Exercise: Select, from the data, each line where "supported" occurs.
— Begin Recorded information —
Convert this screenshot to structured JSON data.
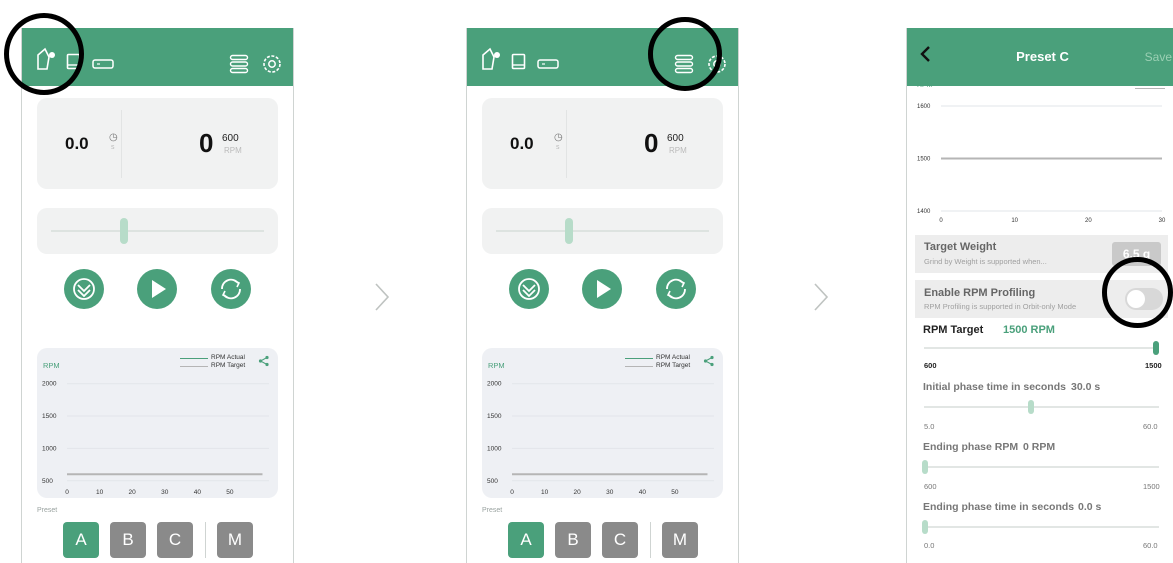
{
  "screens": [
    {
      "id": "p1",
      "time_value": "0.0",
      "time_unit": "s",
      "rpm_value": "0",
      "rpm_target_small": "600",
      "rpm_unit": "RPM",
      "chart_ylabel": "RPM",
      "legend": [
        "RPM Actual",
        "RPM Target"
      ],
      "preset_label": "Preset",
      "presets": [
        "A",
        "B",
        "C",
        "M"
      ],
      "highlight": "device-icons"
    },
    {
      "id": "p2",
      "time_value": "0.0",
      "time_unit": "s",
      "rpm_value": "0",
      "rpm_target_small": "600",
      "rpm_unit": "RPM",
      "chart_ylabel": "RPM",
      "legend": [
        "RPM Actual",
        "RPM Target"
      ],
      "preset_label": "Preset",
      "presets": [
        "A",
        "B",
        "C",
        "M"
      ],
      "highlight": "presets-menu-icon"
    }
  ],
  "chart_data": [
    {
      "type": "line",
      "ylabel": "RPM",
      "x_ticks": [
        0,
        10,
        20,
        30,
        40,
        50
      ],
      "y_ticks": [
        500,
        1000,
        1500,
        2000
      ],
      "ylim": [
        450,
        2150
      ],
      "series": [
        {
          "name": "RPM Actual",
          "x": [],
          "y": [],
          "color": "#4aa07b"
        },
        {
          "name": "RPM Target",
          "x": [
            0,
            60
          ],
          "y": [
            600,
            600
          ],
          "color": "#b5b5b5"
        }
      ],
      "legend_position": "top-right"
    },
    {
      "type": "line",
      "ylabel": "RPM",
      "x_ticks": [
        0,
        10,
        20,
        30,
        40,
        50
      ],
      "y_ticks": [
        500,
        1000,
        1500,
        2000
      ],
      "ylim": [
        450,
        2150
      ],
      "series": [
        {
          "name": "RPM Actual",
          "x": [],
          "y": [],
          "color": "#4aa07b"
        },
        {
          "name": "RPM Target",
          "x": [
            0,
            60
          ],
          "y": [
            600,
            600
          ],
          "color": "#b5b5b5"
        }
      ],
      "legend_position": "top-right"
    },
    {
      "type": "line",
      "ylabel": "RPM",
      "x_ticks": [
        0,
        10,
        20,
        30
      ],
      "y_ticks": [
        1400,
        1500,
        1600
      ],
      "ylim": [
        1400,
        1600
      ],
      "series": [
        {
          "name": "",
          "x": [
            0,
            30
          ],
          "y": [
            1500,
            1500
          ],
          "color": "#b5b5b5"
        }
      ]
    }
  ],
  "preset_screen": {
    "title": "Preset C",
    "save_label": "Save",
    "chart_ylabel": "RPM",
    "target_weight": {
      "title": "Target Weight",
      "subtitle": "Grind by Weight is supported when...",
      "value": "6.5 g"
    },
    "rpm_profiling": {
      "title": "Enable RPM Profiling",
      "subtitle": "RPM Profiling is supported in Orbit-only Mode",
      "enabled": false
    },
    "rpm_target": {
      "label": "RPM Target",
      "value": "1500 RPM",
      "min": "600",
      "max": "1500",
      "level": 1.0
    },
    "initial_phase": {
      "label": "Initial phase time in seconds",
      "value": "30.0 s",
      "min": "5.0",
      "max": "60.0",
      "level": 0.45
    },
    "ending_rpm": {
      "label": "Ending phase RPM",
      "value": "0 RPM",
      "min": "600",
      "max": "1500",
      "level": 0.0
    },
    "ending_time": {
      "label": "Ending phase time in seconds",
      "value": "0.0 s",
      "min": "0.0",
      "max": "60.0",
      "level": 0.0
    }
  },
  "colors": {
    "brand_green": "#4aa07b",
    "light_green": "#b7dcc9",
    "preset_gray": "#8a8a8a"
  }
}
— End Recorded information —
— Begin Recorded information —
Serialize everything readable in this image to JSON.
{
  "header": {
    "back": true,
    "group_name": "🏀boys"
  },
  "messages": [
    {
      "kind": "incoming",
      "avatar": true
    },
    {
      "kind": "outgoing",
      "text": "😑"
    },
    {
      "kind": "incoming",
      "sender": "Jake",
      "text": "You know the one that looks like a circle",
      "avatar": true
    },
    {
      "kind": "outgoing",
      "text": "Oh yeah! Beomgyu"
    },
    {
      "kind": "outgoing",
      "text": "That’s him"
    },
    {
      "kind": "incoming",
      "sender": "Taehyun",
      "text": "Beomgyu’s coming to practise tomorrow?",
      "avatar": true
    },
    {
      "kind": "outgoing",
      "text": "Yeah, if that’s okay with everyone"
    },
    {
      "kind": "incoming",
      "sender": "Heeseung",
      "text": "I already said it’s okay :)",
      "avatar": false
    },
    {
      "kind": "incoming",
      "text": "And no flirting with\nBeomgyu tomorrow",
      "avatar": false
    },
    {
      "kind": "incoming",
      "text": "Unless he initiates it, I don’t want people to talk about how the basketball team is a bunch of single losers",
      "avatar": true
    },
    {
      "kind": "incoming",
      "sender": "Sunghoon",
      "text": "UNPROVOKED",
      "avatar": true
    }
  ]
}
— End Recorded information —
Written response:
      "subtitle": "Grind by Weight is supported when...",
      "subtitle": "RPM Profiling is supported in Orbit-only Mode",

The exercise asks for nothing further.